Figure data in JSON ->
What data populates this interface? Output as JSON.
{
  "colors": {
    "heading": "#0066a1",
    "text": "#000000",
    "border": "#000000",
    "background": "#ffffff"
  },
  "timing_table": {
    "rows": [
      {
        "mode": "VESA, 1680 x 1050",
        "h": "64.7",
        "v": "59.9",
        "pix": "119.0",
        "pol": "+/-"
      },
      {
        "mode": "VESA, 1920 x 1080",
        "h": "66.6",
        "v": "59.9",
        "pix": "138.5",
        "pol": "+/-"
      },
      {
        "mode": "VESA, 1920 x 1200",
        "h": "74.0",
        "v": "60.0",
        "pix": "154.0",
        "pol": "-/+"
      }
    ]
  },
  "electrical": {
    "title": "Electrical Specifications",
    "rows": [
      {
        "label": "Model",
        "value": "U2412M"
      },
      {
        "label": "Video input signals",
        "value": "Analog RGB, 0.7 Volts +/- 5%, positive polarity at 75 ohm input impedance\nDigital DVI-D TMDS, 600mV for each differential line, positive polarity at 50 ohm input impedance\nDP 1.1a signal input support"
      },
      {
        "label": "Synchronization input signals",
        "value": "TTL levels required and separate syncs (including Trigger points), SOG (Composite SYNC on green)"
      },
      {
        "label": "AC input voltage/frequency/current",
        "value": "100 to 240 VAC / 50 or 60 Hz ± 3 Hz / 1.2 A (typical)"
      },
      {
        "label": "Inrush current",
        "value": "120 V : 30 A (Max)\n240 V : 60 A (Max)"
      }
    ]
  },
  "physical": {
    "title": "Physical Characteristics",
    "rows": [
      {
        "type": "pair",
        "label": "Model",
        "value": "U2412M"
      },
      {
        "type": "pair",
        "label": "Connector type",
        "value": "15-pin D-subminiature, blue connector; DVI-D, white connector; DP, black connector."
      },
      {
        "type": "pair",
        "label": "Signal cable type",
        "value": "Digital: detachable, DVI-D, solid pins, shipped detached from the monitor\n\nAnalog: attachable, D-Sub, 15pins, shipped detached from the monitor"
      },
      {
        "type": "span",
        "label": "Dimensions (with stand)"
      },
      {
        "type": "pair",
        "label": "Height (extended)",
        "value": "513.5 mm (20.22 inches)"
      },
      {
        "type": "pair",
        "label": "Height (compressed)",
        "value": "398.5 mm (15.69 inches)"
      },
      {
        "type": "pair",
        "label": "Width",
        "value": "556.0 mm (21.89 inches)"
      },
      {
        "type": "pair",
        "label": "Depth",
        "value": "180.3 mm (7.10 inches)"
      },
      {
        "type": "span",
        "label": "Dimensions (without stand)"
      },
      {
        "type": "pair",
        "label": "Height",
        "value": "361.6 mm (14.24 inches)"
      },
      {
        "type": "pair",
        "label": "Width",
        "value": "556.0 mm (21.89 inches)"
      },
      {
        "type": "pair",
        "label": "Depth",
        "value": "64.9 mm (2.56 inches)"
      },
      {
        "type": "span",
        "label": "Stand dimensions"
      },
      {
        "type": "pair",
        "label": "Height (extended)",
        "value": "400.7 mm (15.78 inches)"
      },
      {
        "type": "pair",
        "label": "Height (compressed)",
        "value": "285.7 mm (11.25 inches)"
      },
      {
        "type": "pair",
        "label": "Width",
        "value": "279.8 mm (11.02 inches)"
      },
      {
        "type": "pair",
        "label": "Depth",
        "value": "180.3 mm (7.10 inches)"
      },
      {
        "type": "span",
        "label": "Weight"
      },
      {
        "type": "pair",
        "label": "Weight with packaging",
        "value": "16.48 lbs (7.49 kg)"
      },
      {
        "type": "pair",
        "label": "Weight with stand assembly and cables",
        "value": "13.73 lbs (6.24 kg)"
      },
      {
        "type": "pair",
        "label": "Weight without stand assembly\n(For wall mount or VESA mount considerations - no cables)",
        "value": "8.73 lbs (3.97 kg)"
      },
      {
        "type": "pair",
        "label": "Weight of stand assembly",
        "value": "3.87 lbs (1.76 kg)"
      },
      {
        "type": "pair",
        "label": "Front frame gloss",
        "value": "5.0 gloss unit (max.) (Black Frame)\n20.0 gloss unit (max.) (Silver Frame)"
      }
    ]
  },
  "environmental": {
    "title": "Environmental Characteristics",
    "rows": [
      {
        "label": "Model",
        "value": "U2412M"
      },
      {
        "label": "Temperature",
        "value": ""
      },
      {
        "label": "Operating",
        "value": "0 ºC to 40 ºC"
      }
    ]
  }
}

SET PROBLEM -> The word "current" may appear on some lines. Report how many lines hold it, giving the number alone.

EXERCISE RESULT -> 2